%%
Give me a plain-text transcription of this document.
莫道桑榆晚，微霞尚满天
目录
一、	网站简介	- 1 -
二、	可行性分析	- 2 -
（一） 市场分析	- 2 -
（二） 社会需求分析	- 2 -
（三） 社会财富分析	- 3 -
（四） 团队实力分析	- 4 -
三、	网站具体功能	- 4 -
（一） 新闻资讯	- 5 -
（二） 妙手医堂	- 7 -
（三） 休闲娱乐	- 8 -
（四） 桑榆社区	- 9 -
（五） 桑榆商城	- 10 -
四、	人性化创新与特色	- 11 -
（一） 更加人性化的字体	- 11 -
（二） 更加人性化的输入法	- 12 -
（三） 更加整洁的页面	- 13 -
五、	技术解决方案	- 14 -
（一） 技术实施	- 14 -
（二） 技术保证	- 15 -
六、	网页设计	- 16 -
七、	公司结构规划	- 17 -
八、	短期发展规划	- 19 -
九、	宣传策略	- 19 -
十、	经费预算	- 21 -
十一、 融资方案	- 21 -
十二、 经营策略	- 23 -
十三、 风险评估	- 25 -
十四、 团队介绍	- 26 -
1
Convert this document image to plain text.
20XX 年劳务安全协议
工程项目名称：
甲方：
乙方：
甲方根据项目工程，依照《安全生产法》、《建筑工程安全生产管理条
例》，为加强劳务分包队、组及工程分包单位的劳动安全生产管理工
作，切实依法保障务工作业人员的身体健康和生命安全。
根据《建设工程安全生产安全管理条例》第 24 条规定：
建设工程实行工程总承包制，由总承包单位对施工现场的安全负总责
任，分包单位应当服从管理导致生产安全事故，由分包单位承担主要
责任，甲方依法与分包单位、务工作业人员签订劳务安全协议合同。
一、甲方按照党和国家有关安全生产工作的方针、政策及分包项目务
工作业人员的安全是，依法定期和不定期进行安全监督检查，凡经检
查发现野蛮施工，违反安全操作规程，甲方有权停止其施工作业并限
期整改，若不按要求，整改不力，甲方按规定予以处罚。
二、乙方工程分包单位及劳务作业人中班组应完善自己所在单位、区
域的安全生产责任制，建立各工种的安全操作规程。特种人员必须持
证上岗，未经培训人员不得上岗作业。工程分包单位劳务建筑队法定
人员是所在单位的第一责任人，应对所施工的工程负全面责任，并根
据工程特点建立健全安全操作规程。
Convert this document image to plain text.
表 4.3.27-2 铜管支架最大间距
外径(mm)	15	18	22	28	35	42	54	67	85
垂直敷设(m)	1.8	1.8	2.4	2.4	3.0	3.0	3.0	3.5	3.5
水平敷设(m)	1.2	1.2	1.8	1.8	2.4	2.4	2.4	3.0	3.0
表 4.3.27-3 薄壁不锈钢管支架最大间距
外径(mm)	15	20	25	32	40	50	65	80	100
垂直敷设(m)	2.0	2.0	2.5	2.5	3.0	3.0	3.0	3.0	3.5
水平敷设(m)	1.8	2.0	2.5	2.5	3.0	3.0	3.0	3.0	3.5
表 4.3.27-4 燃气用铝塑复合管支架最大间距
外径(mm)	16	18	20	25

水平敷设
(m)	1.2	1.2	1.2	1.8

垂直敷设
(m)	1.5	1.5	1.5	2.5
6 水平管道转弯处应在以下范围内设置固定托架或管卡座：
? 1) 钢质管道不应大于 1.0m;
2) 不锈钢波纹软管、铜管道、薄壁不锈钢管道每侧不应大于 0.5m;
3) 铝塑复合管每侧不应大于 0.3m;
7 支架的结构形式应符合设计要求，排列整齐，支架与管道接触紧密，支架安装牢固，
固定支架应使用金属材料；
%%
SHORT TASK
Exactly reproduce every record.

SOLUTION
Give me a plain-text transcription of this document.
莫道桑榆晚，微霞尚满天
目录
一、	网站简介	- 1 -
二、	可行性分析	- 2 -
（一） 市场分析	- 2 -
（二） 社会需求分析	- 2 -
（三） 社会财富分析	- 3 -
（四） 团队实力分析	- 4 -
三、	网站具体功能	- 4 -
（一） 新闻资讯	- 5 -
（二） 妙手医堂	- 7 -
（三） 休闲娱乐	- 8 -
（四） 桑榆社区	- 9 -
（五） 桑榆商城	- 10 -
四、	人性化创新与特色	- 11 -
（一） 更加人性化的字体	- 11 -
（二） 更加人性化的输入法	- 12 -
（三） 更加整洁的页面	- 13 -
五、	技术解决方案	- 14 -
（一） 技术实施	- 14 -
（二） 技术保证	- 15 -
六、	网页设计	- 16 -
七、	公司结构规划	- 17 -
八、	短期发展规划	- 19 -
九、	宣传策略	- 19 -
十、	经费预算	- 21 -
十一、 融资方案	- 21 -
十二、 经营策略	- 23 -
十三、 风险评估	- 25 -
十四、 团队介绍	- 26 -
1
Convert this document image to plain text.
20XX 年劳务安全协议
工程项目名称：
甲方：
乙方：
甲方根据项目工程，依照《安全生产法》、《建筑工程安全生产管理条
例》，为加强劳务分包队、组及工程分包单位的劳动安全生产管理工
作，切实依法保障务工作业人员的身体健康和生命安全。
根据《建设工程安全生产安全管理条例》第 24 条规定：
建设工程实行工程总承包制，由总承包单位对施工现场的安全负总责
任，分包单位应当服从管理导致生产安全事故，由分包单位承担主要
责任，甲方依法与分包单位、务工作业人员签订劳务安全协议合同。
一、甲方按照党和国家有关安全生产工作的方针、政策及分包项目务
工作业人员的安全是，依法定期和不定期进行安全监督检查，凡经检
查发现野蛮施工，违反安全操作规程，甲方有权停止其施工作业并限
期整改，若不按要求，整改不力，甲方按规定予以处罚。
二、乙方工程分包单位及劳务作业人中班组应完善自己所在单位、区
域的安全生产责任制，建立各工种的安全操作规程。特种人员必须持
证上岗，未经培训人员不得上岗作业。工程分包单位劳务建筑队法定
人员是所在单位的第一责任人，应对所施工的工程负全面责任，并根
据工程特点建立健全安全操作规程。
Convert this document image to plain text.
表 4.3.27-2 铜管支架最大间距
外径(mm)	15	18	22	28	35	42	54	67	85
垂直敷设(m)	1.8	1.8	2.4	2.4	3.0	3.0	3.0	3.5	3.5
水平敷设(m)	1.2	1.2	1.8	1.8	2.4	2.4	2.4	3.0	3.0
表 4.3.27-3 薄壁不锈钢管支架最大间距
外径(mm)	15	20	25	32	40	50	65	80	100
垂直敷设(m)	2.0	2.0	2.5	2.5	3.0	3.0	3.0	3.0	3.5
水平敷设(m)	1.8	2.0	2.5	2.5	3.0	3.0	3.0	3.0	3.5
表 4.3.27-4 燃气用铝塑复合管支架最大间距
外径(mm)	16	18	20	25

水平敷设
(m)	1.2	1.2	1.2	1.8

垂直敷设
(m)	1.5	1.5	1.5	2.5
6 水平管道转弯处应在以下范围内设置固定托架或管卡座：
? 1) 钢质管道不应大于 1.0m;
2) 不锈钢波纹软管、铜管道、薄壁不锈钢管道每侧不应大于 0.5m;
3) 铝塑复合管每侧不应大于 0.3m;
7 支架的结构形式应符合设计要求，排列整齐，支架与管道接触紧密，支架安装牢固，
固定支架应使用金属材料；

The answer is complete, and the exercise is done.